**Data excerpts:**

==========

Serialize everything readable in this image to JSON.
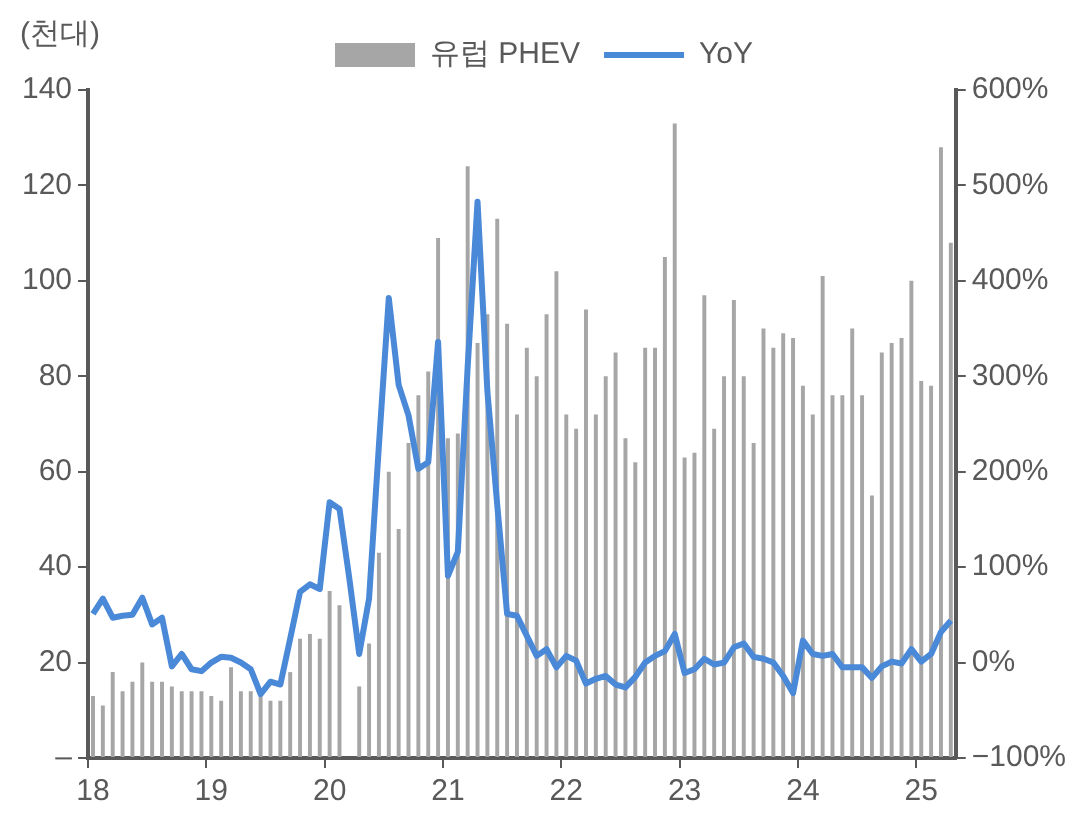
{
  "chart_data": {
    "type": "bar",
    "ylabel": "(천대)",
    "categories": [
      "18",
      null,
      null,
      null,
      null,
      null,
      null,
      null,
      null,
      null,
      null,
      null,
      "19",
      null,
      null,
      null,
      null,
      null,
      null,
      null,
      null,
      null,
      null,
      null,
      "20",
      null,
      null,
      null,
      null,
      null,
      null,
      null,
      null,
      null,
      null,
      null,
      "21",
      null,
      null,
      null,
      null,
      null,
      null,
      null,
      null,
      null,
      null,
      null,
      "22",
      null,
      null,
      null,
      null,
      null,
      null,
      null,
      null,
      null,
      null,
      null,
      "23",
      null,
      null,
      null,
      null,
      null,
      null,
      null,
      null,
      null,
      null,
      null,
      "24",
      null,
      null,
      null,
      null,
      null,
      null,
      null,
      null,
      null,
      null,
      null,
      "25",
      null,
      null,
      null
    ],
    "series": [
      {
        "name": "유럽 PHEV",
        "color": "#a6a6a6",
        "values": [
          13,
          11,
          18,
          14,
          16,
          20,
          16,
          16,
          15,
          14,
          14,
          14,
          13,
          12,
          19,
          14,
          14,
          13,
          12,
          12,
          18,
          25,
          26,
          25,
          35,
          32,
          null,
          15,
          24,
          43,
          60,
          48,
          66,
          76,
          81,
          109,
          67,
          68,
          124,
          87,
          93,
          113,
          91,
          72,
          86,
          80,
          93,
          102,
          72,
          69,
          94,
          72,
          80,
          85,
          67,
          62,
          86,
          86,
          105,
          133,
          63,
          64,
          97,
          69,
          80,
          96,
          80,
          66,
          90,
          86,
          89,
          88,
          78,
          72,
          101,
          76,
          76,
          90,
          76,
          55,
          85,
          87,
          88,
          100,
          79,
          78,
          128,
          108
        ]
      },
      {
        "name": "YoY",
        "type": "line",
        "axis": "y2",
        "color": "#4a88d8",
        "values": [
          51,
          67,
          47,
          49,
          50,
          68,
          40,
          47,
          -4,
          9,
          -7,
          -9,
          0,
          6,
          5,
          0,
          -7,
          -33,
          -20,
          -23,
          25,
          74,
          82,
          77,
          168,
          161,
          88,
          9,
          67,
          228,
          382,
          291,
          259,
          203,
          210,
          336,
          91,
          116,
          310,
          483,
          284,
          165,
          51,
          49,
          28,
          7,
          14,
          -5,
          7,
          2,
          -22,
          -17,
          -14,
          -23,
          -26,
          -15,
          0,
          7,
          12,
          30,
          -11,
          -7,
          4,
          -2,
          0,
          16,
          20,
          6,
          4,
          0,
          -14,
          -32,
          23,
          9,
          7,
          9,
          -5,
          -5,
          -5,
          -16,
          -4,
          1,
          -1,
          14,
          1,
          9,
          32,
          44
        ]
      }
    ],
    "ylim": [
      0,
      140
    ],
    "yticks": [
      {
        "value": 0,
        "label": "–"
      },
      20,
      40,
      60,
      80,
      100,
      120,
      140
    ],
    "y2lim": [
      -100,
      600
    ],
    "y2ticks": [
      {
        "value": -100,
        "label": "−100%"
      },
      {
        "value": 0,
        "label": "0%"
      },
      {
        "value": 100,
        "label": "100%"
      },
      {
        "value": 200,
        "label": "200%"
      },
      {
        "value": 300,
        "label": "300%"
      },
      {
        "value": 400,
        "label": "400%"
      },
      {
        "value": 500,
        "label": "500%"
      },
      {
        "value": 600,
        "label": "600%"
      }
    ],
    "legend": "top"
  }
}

==========

**Stated goal:** Transcribe every entry word for word, but omit the pictures.

**Full answer:**
Serialize everything readable in this image to JSON.
{
  "chart_data": {
    "type": "bar",
    "ylabel": "(천대)",
    "categories": [
      "18",
      null,
      null,
      null,
      null,
      null,
      null,
      null,
      null,
      null,
      null,
      null,
      "19",
      null,
      null,
      null,
      null,
      null,
      null,
      null,
      null,
      null,
      null,
      null,
      "20",
      null,
      null,
      null,
      null,
      null,
      null,
      null,
      null,
      null,
      null,
      null,
      "21",
      null,
      null,
      null,
      null,
      null,
      null,
      null,
      null,
      null,
      null,
      null,
      "22",
      null,
      null,
      null,
      null,
      null,
      null,
      null,
      null,
      null,
      null,
      null,
      "23",
      null,
      null,
      null,
      null,
      null,
      null,
      null,
      null,
      null,
      null,
      null,
      "24",
      null,
      null,
      null,
      null,
      null,
      null,
      null,
      null,
      null,
      null,
      null,
      "25",
      null,
      null,
      null
    ],
    "series": [
      {
        "name": "유럽 PHEV",
        "color": "#a6a6a6",
        "values": [
          13,
          11,
          18,
          14,
          16,
          20,
          16,
          16,
          15,
          14,
          14,
          14,
          13,
          12,
          19,
          14,
          14,
          13,
          12,
          12,
          18,
          25,
          26,
          25,
          35,
          32,
          null,
          15,
          24,
          43,
          60,
          48,
          66,
          76,
          81,
          109,
          67,
          68,
          124,
          87,
          93,
          113,
          91,
          72,
          86,
          80,
          93,
          102,
          72,
          69,
          94,
          72,
          80,
          85,
          67,
          62,
          86,
          86,
          105,
          133,
          63,
          64,
          97,
          69,
          80,
          96,
          80,
          66,
          90,
          86,
          89,
          88,
          78,
          72,
          101,
          76,
          76,
          90,
          76,
          55,
          85,
          87,
          88,
          100,
          79,
          78,
          128,
          108
        ]
      },
      {
        "name": "YoY",
        "type": "line",
        "axis": "y2",
        "color": "#4a88d8",
        "values": [
          51,
          67,
          47,
          49,
          50,
          68,
          40,
          47,
          -4,
          9,
          -7,
          -9,
          0,
          6,
          5,
          0,
          -7,
          -33,
          -20,
          -23,
          25,
          74,
          82,
          77,
          168,
          161,
          88,
          9,
          67,
          228,
          382,
          291,
          259,
          203,
          210,
          336,
          91,
          116,
          310,
          483,
          284,
          165,
          51,
          49,
          28,
          7,
          14,
          -5,
          7,
          2,
          -22,
          -17,
          -14,
          -23,
          -26,
          -15,
          0,
          7,
          12,
          30,
          -11,
          -7,
          4,
          -2,
          0,
          16,
          20,
          6,
          4,
          0,
          -14,
          -32,
          23,
          9,
          7,
          9,
          -5,
          -5,
          -5,
          -16,
          -4,
          1,
          -1,
          14,
          1,
          9,
          32,
          44
        ]
      }
    ],
    "ylim": [
      0,
      140
    ],
    "yticks": [
      {
        "value": 0,
        "label": "–"
      },
      20,
      40,
      60,
      80,
      100,
      120,
      140
    ],
    "y2lim": [
      -100,
      600
    ],
    "y2ticks": [
      {
        "value": -100,
        "label": "−100%"
      },
      {
        "value": 0,
        "label": "0%"
      },
      {
        "value": 100,
        "label": "100%"
      },
      {
        "value": 200,
        "label": "200%"
      },
      {
        "value": 300,
        "label": "300%"
      },
      {
        "value": 400,
        "label": "400%"
      },
      {
        "value": 500,
        "label": "500%"
      },
      {
        "value": 600,
        "label": "600%"
      }
    ],
    "legend": "top"
  }
}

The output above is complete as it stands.